▸ **Exercise prompt**: Can you substitute "Disabled" for "Off" throughout the material below and write it out again, with everything else left as it is?

┄┄┄┄┄┄┄┄┄┄

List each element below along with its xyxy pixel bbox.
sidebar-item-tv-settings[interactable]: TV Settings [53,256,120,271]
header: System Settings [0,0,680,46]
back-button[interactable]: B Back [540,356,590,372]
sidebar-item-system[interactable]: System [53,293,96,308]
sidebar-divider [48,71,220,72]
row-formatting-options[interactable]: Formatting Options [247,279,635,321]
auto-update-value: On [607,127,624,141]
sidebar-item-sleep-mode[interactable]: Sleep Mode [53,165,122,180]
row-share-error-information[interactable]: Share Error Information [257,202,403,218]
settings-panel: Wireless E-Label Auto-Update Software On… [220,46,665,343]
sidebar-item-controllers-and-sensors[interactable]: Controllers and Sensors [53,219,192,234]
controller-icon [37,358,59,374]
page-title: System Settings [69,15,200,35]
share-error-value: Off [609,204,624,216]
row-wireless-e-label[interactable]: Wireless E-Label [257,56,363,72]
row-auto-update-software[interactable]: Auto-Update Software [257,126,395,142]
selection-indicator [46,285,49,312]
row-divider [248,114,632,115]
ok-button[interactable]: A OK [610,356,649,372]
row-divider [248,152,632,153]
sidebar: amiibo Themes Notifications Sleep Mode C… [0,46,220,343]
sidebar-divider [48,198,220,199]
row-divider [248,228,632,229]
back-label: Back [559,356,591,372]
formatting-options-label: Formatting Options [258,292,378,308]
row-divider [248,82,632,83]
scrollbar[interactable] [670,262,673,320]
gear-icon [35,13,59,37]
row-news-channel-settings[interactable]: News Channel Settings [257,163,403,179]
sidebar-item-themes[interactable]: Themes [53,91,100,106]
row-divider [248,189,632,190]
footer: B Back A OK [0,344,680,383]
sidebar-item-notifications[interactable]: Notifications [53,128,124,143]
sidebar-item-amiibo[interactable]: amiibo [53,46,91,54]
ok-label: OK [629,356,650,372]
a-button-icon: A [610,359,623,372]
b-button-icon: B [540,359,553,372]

┄┄┄┄┄┄┄┄┄┄

▸ **Output**:
List each element below along with its xyxy pixel bbox.
sidebar-item-tv-settings[interactable]: TV Settings [53,256,120,271]
header: System Settings [0,0,680,46]
back-button[interactable]: B Back [540,356,590,372]
sidebar-item-system[interactable]: System [53,293,96,308]
sidebar-divider [48,71,220,72]
row-formatting-options[interactable]: Formatting Options [247,279,635,321]
auto-update-value: On [607,127,624,141]
sidebar-item-sleep-mode[interactable]: Sleep Mode [53,165,122,180]
row-share-error-information[interactable]: Share Error Information [257,202,403,218]
settings-panel: Wireless E-Label Auto-Update Software On… [220,46,665,343]
sidebar-item-controllers-and-sensors[interactable]: Controllers and Sensors [53,219,192,234]
controller-icon [37,358,59,374]
page-title: System Settings [69,15,200,35]
share-error-value: Disabled [609,204,624,216]
row-wireless-e-label[interactable]: Wireless E-Label [257,56,363,72]
row-auto-update-software[interactable]: Auto-Update Software [257,126,395,142]
selection-indicator [46,285,49,312]
row-divider [248,114,632,115]
ok-button[interactable]: A OK [610,356,649,372]
row-divider [248,152,632,153]
sidebar: amiibo Themes Notifications Sleep Mode C… [0,46,220,343]
sidebar-divider [48,198,220,199]
row-divider [248,228,632,229]
back-label: Back [559,356,591,372]
formatting-options-label: Formatting Options [258,292,378,308]
row-divider [248,82,632,83]
scrollbar[interactable] [670,262,673,320]
gear-icon [35,13,59,37]
row-news-channel-settings[interactable]: News Channel Settings [257,163,403,179]
sidebar-item-themes[interactable]: Themes [53,91,100,106]
row-divider [248,189,632,190]
footer: B Back A OK [0,344,680,383]
sidebar-item-notifications[interactable]: Notifications [53,128,124,143]
sidebar-item-amiibo[interactable]: amiibo [53,46,91,54]
ok-label: OK [629,356,650,372]
a-button-icon: A [610,359,623,372]
b-button-icon: B [540,359,553,372]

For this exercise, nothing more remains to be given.